## REQUIRED WORK
Quote the whole listing word for word. Do not include the pictures.

## SUPPLIED MATERIAL

* * *

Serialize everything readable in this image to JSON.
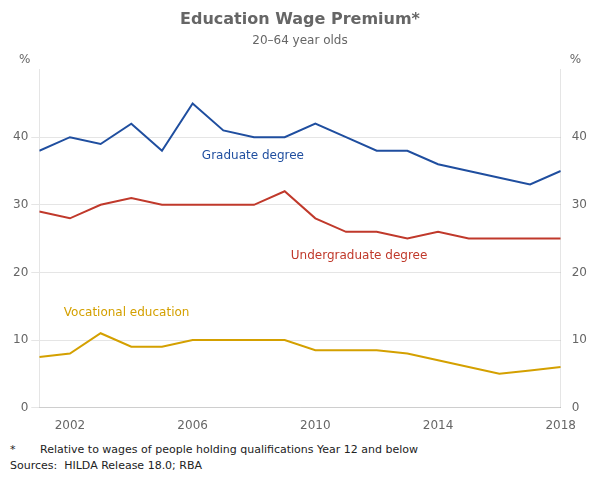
{
  "chart_data": {
    "type": "line",
    "title": "Education Wage Premium*",
    "subtitle": "20–64 year olds",
    "ylabel": "%",
    "y2label": "%",
    "series": [
      {
        "name": "Graduate degree",
        "color": "#1F4E9F",
        "x": [
          2001,
          2002,
          2003,
          2004,
          2005,
          2006,
          2007,
          2008,
          2009,
          2010,
          2011,
          2012,
          2013,
          2014,
          2015,
          2016,
          2017,
          2018
        ],
        "values": [
          38,
          40,
          39,
          42,
          38,
          45,
          41,
          40,
          40,
          42,
          40,
          38,
          38,
          36,
          35,
          34,
          33,
          35
        ]
      },
      {
        "name": "Undergraduate degree",
        "color": "#C0392B",
        "x": [
          2001,
          2002,
          2003,
          2004,
          2005,
          2006,
          2007,
          2008,
          2009,
          2010,
          2011,
          2012,
          2013,
          2014,
          2015,
          2016,
          2017,
          2018
        ],
        "values": [
          29,
          28,
          30,
          31,
          30,
          30,
          30,
          30,
          32,
          28,
          26,
          26,
          25,
          26,
          25,
          25,
          25,
          25
        ]
      },
      {
        "name": "Vocational education",
        "color": "#D4A000",
        "x": [
          2001,
          2002,
          2003,
          2004,
          2005,
          2006,
          2007,
          2008,
          2009,
          2010,
          2011,
          2012,
          2013,
          2014,
          2015,
          2016,
          2017,
          2018
        ],
        "values": [
          7.5,
          8,
          11,
          9,
          9,
          10,
          10,
          10,
          10,
          8.5,
          8.5,
          8.5,
          8,
          7,
          6,
          5,
          5.5,
          6
        ]
      }
    ],
    "annotations": [
      {
        "text": "Graduate degree",
        "x": 2006.3,
        "y": 36.8,
        "color": "#1F4E9F"
      },
      {
        "text": "Undergraduate degree",
        "x": 2009.2,
        "y": 22.0,
        "color": "#C0392B"
      },
      {
        "text": "Vocational education",
        "x": 2001.8,
        "y": 13.5,
        "color": "#D4A000"
      }
    ],
    "xlim": [
      2001,
      2018
    ],
    "xticks": [
      2002,
      2006,
      2010,
      2014,
      2018
    ],
    "ylim": [
      0,
      50
    ],
    "yticks": [
      0,
      10,
      20,
      30,
      40
    ],
    "y2lim": [
      0,
      50
    ],
    "y2ticks": [
      0,
      10,
      20,
      30,
      40
    ],
    "grid": "y",
    "footnotes": [
      "*       Relative to wages of people holding qualifications Year 12 and below",
      "Sources:  HILDA Release 18.0; RBA"
    ]
  }
}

* * *

## ANSWER FOR THE TASK
Serialize everything readable in this image to JSON.
{
  "chart_data": {
    "type": "line",
    "title": "Education Wage Premium*",
    "subtitle": "20–64 year olds",
    "ylabel": "%",
    "y2label": "%",
    "series": [
      {
        "name": "Graduate degree",
        "color": "#1F4E9F",
        "x": [
          2001,
          2002,
          2003,
          2004,
          2005,
          2006,
          2007,
          2008,
          2009,
          2010,
          2011,
          2012,
          2013,
          2014,
          2015,
          2016,
          2017,
          2018
        ],
        "values": [
          38,
          40,
          39,
          42,
          38,
          45,
          41,
          40,
          40,
          42,
          40,
          38,
          38,
          36,
          35,
          34,
          33,
          35
        ]
      },
      {
        "name": "Undergraduate degree",
        "color": "#C0392B",
        "x": [
          2001,
          2002,
          2003,
          2004,
          2005,
          2006,
          2007,
          2008,
          2009,
          2010,
          2011,
          2012,
          2013,
          2014,
          2015,
          2016,
          2017,
          2018
        ],
        "values": [
          29,
          28,
          30,
          31,
          30,
          30,
          30,
          30,
          32,
          28,
          26,
          26,
          25,
          26,
          25,
          25,
          25,
          25
        ]
      },
      {
        "name": "Vocational education",
        "color": "#D4A000",
        "x": [
          2001,
          2002,
          2003,
          2004,
          2005,
          2006,
          2007,
          2008,
          2009,
          2010,
          2011,
          2012,
          2013,
          2014,
          2015,
          2016,
          2017,
          2018
        ],
        "values": [
          7.5,
          8,
          11,
          9,
          9,
          10,
          10,
          10,
          10,
          8.5,
          8.5,
          8.5,
          8,
          7,
          6,
          5,
          5.5,
          6
        ]
      }
    ],
    "annotations": [
      {
        "text": "Graduate degree",
        "x": 2006.3,
        "y": 36.8,
        "color": "#1F4E9F"
      },
      {
        "text": "Undergraduate degree",
        "x": 2009.2,
        "y": 22.0,
        "color": "#C0392B"
      },
      {
        "text": "Vocational education",
        "x": 2001.8,
        "y": 13.5,
        "color": "#D4A000"
      }
    ],
    "xlim": [
      2001,
      2018
    ],
    "xticks": [
      2002,
      2006,
      2010,
      2014,
      2018
    ],
    "ylim": [
      0,
      50
    ],
    "yticks": [
      0,
      10,
      20,
      30,
      40
    ],
    "y2lim": [
      0,
      50
    ],
    "y2ticks": [
      0,
      10,
      20,
      30,
      40
    ],
    "grid": "y",
    "footnotes": [
      "*       Relative to wages of people holding qualifications Year 12 and below",
      "Sources:  HILDA Release 18.0; RBA"
    ]
  }
}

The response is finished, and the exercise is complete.